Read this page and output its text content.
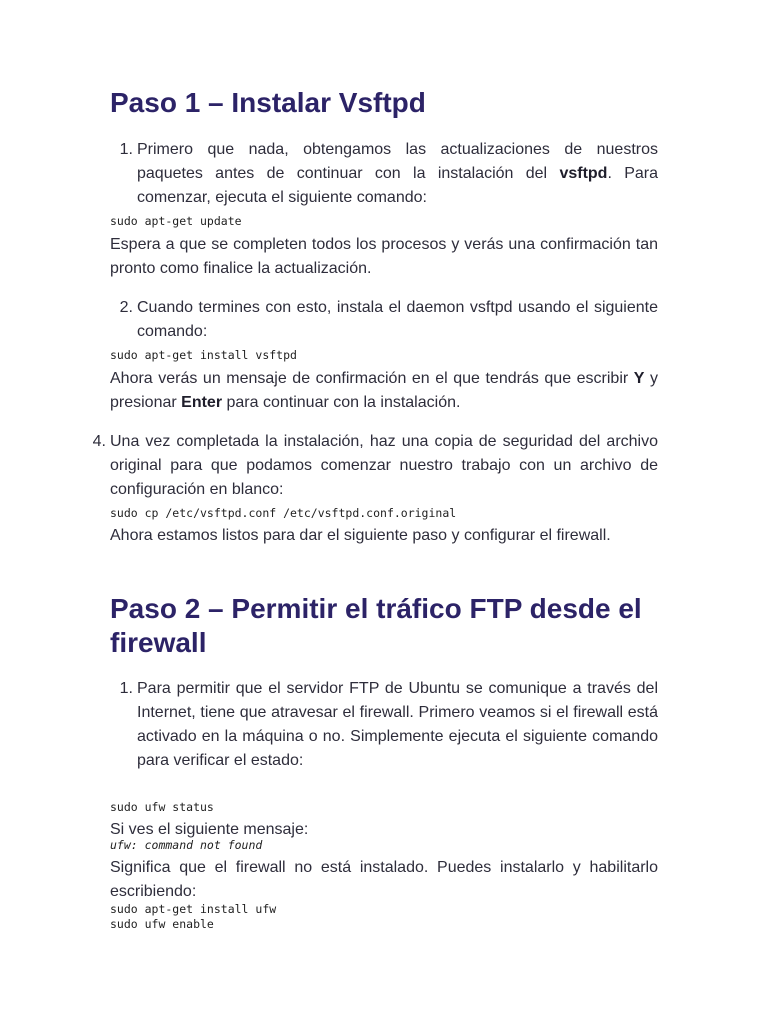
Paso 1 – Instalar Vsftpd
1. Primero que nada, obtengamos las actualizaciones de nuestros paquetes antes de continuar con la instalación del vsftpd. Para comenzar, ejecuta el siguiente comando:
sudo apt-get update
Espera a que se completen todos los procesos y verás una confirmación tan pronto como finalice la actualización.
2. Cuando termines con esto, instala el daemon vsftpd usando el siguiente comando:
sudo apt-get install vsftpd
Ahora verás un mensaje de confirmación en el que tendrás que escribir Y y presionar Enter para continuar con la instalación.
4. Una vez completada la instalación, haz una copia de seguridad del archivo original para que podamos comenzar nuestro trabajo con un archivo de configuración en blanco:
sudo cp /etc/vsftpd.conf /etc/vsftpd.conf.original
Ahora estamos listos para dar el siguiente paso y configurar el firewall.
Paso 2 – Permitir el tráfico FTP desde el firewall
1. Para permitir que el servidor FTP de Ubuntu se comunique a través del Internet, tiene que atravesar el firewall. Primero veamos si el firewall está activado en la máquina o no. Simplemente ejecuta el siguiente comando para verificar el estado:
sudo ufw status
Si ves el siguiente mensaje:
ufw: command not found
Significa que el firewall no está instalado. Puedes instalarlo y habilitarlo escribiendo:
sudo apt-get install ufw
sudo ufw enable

[Requirement] From the data above, copy out every line with the string "siguiente" in it.

[Response]
1. Primero que nada, obtengamos las actualizaciones de nuestros paquetes antes de continuar con la instalación del vsftpd. Para comenzar, ejecuta el siguiente comando:
2. Cuando termines con esto, instala el daemon vsftpd usando el siguiente comando:
Ahora estamos listos para dar el siguiente paso y configurar el firewall.
1. Para permitir que el servidor FTP de Ubuntu se comunique a través del Internet, tiene que atravesar el firewall. Primero veamos si el firewall está activado en la máquina o no. Simplemente ejecuta el siguiente comando para verificar el estado:
Si ves el siguiente mensaje:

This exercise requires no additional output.